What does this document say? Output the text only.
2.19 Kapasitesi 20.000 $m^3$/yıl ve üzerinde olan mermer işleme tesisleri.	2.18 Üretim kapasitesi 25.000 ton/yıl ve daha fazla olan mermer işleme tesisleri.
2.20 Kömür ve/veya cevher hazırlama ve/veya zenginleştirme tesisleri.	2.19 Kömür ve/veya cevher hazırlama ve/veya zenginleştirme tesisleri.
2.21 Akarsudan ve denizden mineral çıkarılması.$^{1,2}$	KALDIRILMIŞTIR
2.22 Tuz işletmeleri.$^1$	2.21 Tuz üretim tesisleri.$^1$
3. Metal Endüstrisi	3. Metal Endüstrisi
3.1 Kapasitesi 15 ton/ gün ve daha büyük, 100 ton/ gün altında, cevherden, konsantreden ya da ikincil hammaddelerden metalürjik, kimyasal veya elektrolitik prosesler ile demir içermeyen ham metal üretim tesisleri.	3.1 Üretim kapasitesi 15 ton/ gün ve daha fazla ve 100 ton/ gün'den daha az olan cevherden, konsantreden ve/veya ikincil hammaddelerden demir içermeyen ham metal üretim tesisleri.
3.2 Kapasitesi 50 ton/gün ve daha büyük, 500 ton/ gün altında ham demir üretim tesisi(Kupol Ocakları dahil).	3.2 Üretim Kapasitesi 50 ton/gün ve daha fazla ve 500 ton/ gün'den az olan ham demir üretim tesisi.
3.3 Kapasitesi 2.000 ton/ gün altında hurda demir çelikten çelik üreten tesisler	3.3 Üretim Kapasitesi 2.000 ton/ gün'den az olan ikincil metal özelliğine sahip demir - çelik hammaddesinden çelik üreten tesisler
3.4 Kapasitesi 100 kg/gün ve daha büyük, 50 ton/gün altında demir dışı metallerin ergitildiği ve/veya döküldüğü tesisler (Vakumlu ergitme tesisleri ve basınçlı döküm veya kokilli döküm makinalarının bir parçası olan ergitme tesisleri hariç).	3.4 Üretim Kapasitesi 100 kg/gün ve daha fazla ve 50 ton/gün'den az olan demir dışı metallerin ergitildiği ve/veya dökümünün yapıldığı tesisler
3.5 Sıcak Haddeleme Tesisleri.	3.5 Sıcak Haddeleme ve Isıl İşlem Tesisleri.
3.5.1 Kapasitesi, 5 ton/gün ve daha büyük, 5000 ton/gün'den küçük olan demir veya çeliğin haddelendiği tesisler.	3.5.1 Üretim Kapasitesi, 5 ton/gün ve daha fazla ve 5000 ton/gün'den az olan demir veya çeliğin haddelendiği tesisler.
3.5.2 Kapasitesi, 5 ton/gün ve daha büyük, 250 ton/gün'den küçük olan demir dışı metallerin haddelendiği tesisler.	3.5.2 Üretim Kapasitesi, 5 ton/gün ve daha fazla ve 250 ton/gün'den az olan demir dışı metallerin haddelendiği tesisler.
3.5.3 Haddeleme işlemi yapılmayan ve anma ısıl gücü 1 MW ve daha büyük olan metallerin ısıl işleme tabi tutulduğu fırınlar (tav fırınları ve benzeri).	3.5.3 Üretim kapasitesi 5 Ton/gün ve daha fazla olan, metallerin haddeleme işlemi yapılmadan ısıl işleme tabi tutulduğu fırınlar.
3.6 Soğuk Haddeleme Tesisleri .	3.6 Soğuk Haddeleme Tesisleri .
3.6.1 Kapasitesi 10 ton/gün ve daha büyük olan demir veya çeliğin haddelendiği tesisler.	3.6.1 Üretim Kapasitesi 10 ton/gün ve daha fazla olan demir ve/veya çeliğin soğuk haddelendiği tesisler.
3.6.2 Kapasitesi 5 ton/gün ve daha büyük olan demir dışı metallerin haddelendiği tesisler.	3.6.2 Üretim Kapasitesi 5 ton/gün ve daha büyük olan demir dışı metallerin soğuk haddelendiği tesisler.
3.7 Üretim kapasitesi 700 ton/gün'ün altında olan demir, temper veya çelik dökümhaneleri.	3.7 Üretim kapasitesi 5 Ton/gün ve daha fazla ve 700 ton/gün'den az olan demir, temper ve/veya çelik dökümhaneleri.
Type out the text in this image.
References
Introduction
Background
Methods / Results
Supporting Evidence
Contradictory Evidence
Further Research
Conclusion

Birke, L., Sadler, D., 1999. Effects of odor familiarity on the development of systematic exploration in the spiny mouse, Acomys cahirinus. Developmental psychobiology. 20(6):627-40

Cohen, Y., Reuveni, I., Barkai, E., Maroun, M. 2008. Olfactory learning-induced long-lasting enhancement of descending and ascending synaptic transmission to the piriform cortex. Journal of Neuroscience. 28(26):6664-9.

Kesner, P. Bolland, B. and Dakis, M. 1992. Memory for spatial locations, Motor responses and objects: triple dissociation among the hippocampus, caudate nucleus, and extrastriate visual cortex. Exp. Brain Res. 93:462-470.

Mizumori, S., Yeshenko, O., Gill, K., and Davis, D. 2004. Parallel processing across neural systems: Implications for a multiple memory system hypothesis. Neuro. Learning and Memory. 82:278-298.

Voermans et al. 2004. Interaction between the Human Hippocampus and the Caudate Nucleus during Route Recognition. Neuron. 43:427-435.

● ● ● ● ●

◆ Direction
Print every entry exactly as written.

◆ Task response
What does this document say? Output the text only.
2.19 Kapasitesi 20.000 $m^3$/yıl ve üzerinde olan mermer işleme tesisleri.	2.18 Üretim kapasitesi 25.000 ton/yıl ve daha fazla olan mermer işleme tesisleri.
2.20 Kömür ve/veya cevher hazırlama ve/veya zenginleştirme tesisleri.	2.19 Kömür ve/veya cevher hazırlama ve/veya zenginleştirme tesisleri.
2.21 Akarsudan ve denizden mineral çıkarılması.$^{1,2}$	KALDIRILMIŞTIR
2.22 Tuz işletmeleri.$^1$	2.21 Tuz üretim tesisleri.$^1$
3. Metal Endüstrisi	3. Metal Endüstrisi
3.1 Kapasitesi 15 ton/ gün ve daha büyük, 100 ton/ gün altında, cevherden, konsantreden ya da ikincil hammaddelerden metalürjik, kimyasal veya elektrolitik prosesler ile demir içermeyen ham metal üretim tesisleri.	3.1 Üretim kapasitesi 15 ton/ gün ve daha fazla ve 100 ton/ gün'den daha az olan cevherden, konsantreden ve/veya ikincil hammaddelerden demir içermeyen ham metal üretim tesisleri.
3.2 Kapasitesi 50 ton/gün ve daha büyük, 500 ton/ gün altında ham demir üretim tesisi(Kupol Ocakları dahil).	3.2 Üretim Kapasitesi 50 ton/gün ve daha fazla ve 500 ton/ gün'den az olan ham demir üretim tesisi.
3.3 Kapasitesi 2.000 ton/ gün altında hurda demir çelikten çelik üreten tesisler	3.3 Üretim Kapasitesi 2.000 ton/ gün'den az olan ikincil metal özelliğine sahip demir - çelik hammaddesinden çelik üreten tesisler
3.4 Kapasitesi 100 kg/gün ve daha büyük, 50 ton/gün altında demir dışı metallerin ergitildiği ve/veya döküldüğü tesisler (Vakumlu ergitme tesisleri ve basınçlı döküm veya kokilli döküm makinalarının bir parçası olan ergitme tesisleri hariç).	3.4 Üretim Kapasitesi 100 kg/gün ve daha fazla ve 50 ton/gün'den az olan demir dışı metallerin ergitildiği ve/veya dökümünün yapıldığı tesisler
3.5 Sıcak Haddeleme Tesisleri.	3.5 Sıcak Haddeleme ve Isıl İşlem Tesisleri.
3.5.1 Kapasitesi, 5 ton/gün ve daha büyük, 5000 ton/gün'den küçük olan demir veya çeliğin haddelendiği tesisler.	3.5.1 Üretim Kapasitesi, 5 ton/gün ve daha fazla ve 5000 ton/gün'den az olan demir veya çeliğin haddelendiği tesisler.
3.5.2 Kapasitesi, 5 ton/gün ve daha büyük, 250 ton/gün'den küçük olan demir dışı metallerin haddelendiği tesisler.	3.5.2 Üretim Kapasitesi, 5 ton/gün ve daha fazla ve 250 ton/gün'den az olan demir dışı metallerin haddelendiği tesisler.
3.5.3 Haddeleme işlemi yapılmayan ve anma ısıl gücü 1 MW ve daha büyük olan metallerin ısıl işleme tabi tutulduğu fırınlar (tav fırınları ve benzeri).	3.5.3 Üretim kapasitesi 5 Ton/gün ve daha fazla olan, metallerin haddeleme işlemi yapılmadan ısıl işleme tabi tutulduğu fırınlar.
3.6 Soğuk Haddeleme Tesisleri .	3.6 Soğuk Haddeleme Tesisleri .
3.6.1 Kapasitesi 10 ton/gün ve daha büyük olan demir veya çeliğin haddelendiği tesisler.	3.6.1 Üretim Kapasitesi 10 ton/gün ve daha fazla olan demir ve/veya çeliğin soğuk haddelendiği tesisler.
3.6.2 Kapasitesi 5 ton/gün ve daha büyük olan demir dışı metallerin haddelendiği tesisler.	3.6.2 Üretim Kapasitesi 5 ton/gün ve daha büyük olan demir dışı metallerin soğuk haddelendiği tesisler.
3.7 Üretim kapasitesi 700 ton/gün'ün altında olan demir, temper veya çelik dökümhaneleri.	3.7 Üretim kapasitesi 5 Ton/gün ve daha fazla ve 700 ton/gün'den az olan demir, temper ve/veya çelik dökümhaneleri.
Type out the text in this image.
References
Introduction
Background
Methods / Results
Supporting Evidence
Contradictory Evidence
Further Research
Conclusion

Birke, L., Sadler, D., 1999. Effects of odor familiarity on the development of systematic exploration in the spiny mouse, Acomys cahirinus. Developmental psychobiology. 20(6):627-40

Cohen, Y., Reuveni, I., Barkai, E., Maroun, M. 2008. Olfactory learning-induced long-lasting enhancement of descending and ascending synaptic transmission to the piriform cortex. Journal of Neuroscience. 28(26):6664-9.

Kesner, P. Bolland, B. and Dakis, M. 1992. Memory for spatial locations, Motor responses and objects: triple dissociation among the hippocampus, caudate nucleus, and extrastriate visual cortex. Exp. Brain Res. 93:462-470.

Mizumori, S., Yeshenko, O., Gill, K., and Davis, D. 2004. Parallel processing across neural systems: Implications for a multiple memory system hypothesis. Neuro. Learning and Memory. 82:278-298.

Voermans et al. 2004. Interaction between the Human Hippocampus and the Caudate Nucleus during Route Recognition. Neuron. 43:427-435.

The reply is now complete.